__Task prompt__
Can you reproduce the material word for word, from its first line through the line containing "cheese-image: [398, 613, 843, 966]", including both of those lines?

(Layout region records)
------------------------------------------------------------------------
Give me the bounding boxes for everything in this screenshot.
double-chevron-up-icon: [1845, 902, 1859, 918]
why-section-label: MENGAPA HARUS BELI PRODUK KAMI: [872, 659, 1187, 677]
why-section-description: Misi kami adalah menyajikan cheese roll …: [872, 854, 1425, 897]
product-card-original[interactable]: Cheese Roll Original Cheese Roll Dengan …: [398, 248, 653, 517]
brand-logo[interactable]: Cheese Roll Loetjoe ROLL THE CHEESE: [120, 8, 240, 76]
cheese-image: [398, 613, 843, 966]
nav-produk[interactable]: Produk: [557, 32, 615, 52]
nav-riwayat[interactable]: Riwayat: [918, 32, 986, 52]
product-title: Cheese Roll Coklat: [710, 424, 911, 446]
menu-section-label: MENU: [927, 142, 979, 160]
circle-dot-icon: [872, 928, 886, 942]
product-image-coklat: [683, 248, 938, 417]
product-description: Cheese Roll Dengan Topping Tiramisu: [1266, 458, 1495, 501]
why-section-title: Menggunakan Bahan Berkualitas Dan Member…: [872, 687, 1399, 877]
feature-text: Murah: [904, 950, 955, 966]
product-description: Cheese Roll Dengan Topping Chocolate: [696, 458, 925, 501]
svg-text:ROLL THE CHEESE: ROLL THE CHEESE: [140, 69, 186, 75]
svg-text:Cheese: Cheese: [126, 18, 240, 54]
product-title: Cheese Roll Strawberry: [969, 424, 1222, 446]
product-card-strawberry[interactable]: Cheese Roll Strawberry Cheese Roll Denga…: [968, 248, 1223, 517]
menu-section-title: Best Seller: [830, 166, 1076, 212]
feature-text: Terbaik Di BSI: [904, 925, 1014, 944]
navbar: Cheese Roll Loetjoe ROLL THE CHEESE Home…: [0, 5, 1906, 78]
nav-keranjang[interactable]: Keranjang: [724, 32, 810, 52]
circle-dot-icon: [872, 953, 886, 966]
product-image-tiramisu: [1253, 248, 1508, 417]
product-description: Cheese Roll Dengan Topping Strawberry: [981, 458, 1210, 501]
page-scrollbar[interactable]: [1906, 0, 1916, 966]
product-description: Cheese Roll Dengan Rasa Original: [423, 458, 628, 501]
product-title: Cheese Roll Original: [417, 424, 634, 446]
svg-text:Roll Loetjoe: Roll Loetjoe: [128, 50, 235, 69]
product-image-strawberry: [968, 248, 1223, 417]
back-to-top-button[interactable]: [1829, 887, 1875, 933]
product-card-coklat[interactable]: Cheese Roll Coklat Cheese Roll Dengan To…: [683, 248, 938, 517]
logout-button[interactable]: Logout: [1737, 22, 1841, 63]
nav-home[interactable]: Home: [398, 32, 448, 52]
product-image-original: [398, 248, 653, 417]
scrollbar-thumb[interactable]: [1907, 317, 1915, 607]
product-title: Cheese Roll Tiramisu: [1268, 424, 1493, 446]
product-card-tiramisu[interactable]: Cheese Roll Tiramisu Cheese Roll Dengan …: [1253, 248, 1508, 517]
------------------------------------------------------------------------
__Correct answer__
Give me the bounding boxes for everything in this screenshot.
double-chevron-up-icon: [1845, 902, 1859, 918]
why-section-label: MENGAPA HARUS BELI PRODUK KAMI: [872, 659, 1187, 677]
why-section-description: Misi kami adalah menyajikan cheese roll …: [872, 854, 1425, 897]
product-card-original[interactable]: Cheese Roll Original Cheese Roll Dengan …: [398, 248, 653, 517]
brand-logo[interactable]: Cheese Roll Loetjoe ROLL THE CHEESE: [120, 8, 240, 76]
cheese-image: [398, 613, 843, 966]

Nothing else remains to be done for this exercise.